◆ **PROBLEM TO SOLVE**:
A faithful transcription of all the data is required.

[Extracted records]
begin
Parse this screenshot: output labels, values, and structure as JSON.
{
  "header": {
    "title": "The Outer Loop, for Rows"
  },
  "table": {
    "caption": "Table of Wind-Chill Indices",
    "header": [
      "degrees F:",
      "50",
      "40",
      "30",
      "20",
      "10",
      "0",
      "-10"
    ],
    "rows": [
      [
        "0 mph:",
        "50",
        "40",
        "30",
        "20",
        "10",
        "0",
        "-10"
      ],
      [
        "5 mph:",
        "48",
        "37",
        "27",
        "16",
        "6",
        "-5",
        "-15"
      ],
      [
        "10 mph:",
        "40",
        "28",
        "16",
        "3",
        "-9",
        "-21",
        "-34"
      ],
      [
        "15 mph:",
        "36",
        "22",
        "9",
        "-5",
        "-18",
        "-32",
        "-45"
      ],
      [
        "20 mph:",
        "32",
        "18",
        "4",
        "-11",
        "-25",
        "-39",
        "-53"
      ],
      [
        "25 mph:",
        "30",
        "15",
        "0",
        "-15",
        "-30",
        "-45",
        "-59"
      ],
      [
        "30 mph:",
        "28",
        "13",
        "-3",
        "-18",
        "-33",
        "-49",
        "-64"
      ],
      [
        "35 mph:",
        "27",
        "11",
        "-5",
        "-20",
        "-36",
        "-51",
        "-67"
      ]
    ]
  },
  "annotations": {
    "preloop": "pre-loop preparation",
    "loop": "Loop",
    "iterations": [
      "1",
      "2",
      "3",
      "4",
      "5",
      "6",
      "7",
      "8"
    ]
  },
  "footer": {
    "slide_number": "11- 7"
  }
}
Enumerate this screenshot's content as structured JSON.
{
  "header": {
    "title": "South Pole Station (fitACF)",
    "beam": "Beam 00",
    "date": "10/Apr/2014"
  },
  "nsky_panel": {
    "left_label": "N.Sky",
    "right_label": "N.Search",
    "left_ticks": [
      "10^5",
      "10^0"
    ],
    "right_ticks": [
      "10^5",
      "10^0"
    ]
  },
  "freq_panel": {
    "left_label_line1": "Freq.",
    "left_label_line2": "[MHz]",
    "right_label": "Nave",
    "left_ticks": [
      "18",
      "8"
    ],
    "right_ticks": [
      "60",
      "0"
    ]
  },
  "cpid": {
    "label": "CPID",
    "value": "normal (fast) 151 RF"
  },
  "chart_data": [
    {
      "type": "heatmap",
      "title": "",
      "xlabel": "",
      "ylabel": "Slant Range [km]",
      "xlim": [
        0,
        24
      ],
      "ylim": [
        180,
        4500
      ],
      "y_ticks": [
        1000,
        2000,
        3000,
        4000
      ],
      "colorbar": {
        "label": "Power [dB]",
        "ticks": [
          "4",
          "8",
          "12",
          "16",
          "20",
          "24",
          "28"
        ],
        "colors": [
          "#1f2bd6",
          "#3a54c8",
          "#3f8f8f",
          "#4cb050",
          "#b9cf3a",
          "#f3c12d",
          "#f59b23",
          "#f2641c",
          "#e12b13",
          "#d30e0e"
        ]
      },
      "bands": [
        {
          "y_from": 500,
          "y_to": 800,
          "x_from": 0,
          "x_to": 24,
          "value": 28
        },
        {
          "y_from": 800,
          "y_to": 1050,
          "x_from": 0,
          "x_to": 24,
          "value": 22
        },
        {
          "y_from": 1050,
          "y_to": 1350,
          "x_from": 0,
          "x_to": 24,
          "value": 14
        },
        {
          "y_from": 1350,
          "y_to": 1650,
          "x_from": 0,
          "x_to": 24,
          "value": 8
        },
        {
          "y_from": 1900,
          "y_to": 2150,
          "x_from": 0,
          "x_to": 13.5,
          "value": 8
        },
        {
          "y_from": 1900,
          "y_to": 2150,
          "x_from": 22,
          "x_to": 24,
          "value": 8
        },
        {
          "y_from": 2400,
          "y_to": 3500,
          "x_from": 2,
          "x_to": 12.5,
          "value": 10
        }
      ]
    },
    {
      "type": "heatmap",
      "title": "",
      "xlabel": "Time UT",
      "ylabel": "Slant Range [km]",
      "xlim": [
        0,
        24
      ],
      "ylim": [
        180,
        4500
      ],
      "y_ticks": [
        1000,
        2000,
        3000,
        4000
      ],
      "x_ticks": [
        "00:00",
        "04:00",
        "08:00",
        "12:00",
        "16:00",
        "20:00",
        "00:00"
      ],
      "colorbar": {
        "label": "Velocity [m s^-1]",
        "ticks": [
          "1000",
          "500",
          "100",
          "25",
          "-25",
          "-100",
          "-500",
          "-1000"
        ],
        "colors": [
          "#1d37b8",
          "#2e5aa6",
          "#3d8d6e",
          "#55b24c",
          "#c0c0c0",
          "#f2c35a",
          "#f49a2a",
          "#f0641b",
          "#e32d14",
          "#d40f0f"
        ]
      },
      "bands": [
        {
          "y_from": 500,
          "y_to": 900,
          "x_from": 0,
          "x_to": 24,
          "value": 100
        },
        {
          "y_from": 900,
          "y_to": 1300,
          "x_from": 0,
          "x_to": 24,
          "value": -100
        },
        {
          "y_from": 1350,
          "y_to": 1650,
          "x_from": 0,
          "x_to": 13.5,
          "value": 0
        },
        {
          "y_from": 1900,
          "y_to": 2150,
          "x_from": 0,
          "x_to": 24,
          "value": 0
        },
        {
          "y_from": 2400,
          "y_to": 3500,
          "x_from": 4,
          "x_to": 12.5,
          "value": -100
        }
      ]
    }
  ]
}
end
◆ **WRITTEN ANSWER**:
Parse this screenshot: output labels, values, and structure as JSON.
{
  "header": {
    "title": "The Outer Loop, for Rows"
  },
  "table": {
    "caption": "Table of Wind-Chill Indices",
    "header": [
      "degrees F:",
      "50",
      "40",
      "30",
      "20",
      "10",
      "0",
      "-10"
    ],
    "rows": [
      [
        "0 mph:",
        "50",
        "40",
        "30",
        "20",
        "10",
        "0",
        "-10"
      ],
      [
        "5 mph:",
        "48",
        "37",
        "27",
        "16",
        "6",
        "-5",
        "-15"
      ],
      [
        "10 mph:",
        "40",
        "28",
        "16",
        "3",
        "-9",
        "-21",
        "-34"
      ],
      [
        "15 mph:",
        "36",
        "22",
        "9",
        "-5",
        "-18",
        "-32",
        "-45"
      ],
      [
        "20 mph:",
        "32",
        "18",
        "4",
        "-11",
        "-25",
        "-39",
        "-53"
      ],
      [
        "25 mph:",
        "30",
        "15",
        "0",
        "-15",
        "-30",
        "-45",
        "-59"
      ],
      [
        "30 mph:",
        "28",
        "13",
        "-3",
        "-18",
        "-33",
        "-49",
        "-64"
      ],
      [
        "35 mph:",
        "27",
        "11",
        "-5",
        "-20",
        "-36",
        "-51",
        "-67"
      ]
    ]
  },
  "annotations": {
    "preloop": "pre-loop preparation",
    "loop": "Loop",
    "iterations": [
      "1",
      "2",
      "3",
      "4",
      "5",
      "6",
      "7",
      "8"
    ]
  },
  "footer": {
    "slide_number": "11- 7"
  }
}
Enumerate this screenshot's content as structured JSON.
{
  "header": {
    "title": "South Pole Station (fitACF)",
    "beam": "Beam 00",
    "date": "10/Apr/2014"
  },
  "nsky_panel": {
    "left_label": "N.Sky",
    "right_label": "N.Search",
    "left_ticks": [
      "10^5",
      "10^0"
    ],
    "right_ticks": [
      "10^5",
      "10^0"
    ]
  },
  "freq_panel": {
    "left_label_line1": "Freq.",
    "left_label_line2": "[MHz]",
    "right_label": "Nave",
    "left_ticks": [
      "18",
      "8"
    ],
    "right_ticks": [
      "60",
      "0"
    ]
  },
  "cpid": {
    "label": "CPID",
    "value": "normal (fast) 151 RF"
  },
  "chart_data": [
    {
      "type": "heatmap",
      "title": "",
      "xlabel": "",
      "ylabel": "Slant Range [km]",
      "xlim": [
        0,
        24
      ],
      "ylim": [
        180,
        4500
      ],
      "y_ticks": [
        1000,
        2000,
        3000,
        4000
      ],
      "colorbar": {
        "label": "Power [dB]",
        "ticks": [
          "4",
          "8",
          "12",
          "16",
          "20",
          "24",
          "28"
        ],
        "colors": [
          "#1f2bd6",
          "#3a54c8",
          "#3f8f8f",
          "#4cb050",
          "#b9cf3a",
          "#f3c12d",
          "#f59b23",
          "#f2641c",
          "#e12b13",
          "#d30e0e"
        ]
      },
      "bands": [
        {
          "y_from": 500,
          "y_to": 800,
          "x_from": 0,
          "x_to": 24,
          "value": 28
        },
        {
          "y_from": 800,
          "y_to": 1050,
          "x_from": 0,
          "x_to": 24,
          "value": 22
        },
        {
          "y_from": 1050,
          "y_to": 1350,
          "x_from": 0,
          "x_to": 24,
          "value": 14
        },
        {
          "y_from": 1350,
          "y_to": 1650,
          "x_from": 0,
          "x_to": 24,
          "value": 8
        },
        {
          "y_from": 1900,
          "y_to": 2150,
          "x_from": 0,
          "x_to": 13.5,
          "value": 8
        },
        {
          "y_from": 1900,
          "y_to": 2150,
          "x_from": 22,
          "x_to": 24,
          "value": 8
        },
        {
          "y_from": 2400,
          "y_to": 3500,
          "x_from": 2,
          "x_to": 12.5,
          "value": 10
        }
      ]
    },
    {
      "type": "heatmap",
      "title": "",
      "xlabel": "Time UT",
      "ylabel": "Slant Range [km]",
      "xlim": [
        0,
        24
      ],
      "ylim": [
        180,
        4500
      ],
      "y_ticks": [
        1000,
        2000,
        3000,
        4000
      ],
      "x_ticks": [
        "00:00",
        "04:00",
        "08:00",
        "12:00",
        "16:00",
        "20:00",
        "00:00"
      ],
      "colorbar": {
        "label": "Velocity [m s^-1]",
        "ticks": [
          "1000",
          "500",
          "100",
          "25",
          "-25",
          "-100",
          "-500",
          "-1000"
        ],
        "colors": [
          "#1d37b8",
          "#2e5aa6",
          "#3d8d6e",
          "#55b24c",
          "#c0c0c0",
          "#f2c35a",
          "#f49a2a",
          "#f0641b",
          "#e32d14",
          "#d40f0f"
        ]
      },
      "bands": [
        {
          "y_from": 500,
          "y_to": 900,
          "x_from": 0,
          "x_to": 24,
          "value": 100
        },
        {
          "y_from": 900,
          "y_to": 1300,
          "x_from": 0,
          "x_to": 24,
          "value": -100
        },
        {
          "y_from": 1350,
          "y_to": 1650,
          "x_from": 0,
          "x_to": 13.5,
          "value": 0
        },
        {
          "y_from": 1900,
          "y_to": 2150,
          "x_from": 0,
          "x_to": 24,
          "value": 0
        },
        {
          "y_from": 2400,
          "y_to": 3500,
          "x_from": 4,
          "x_to": 12.5,
          "value": -100
        }
      ]
    }
  ]
}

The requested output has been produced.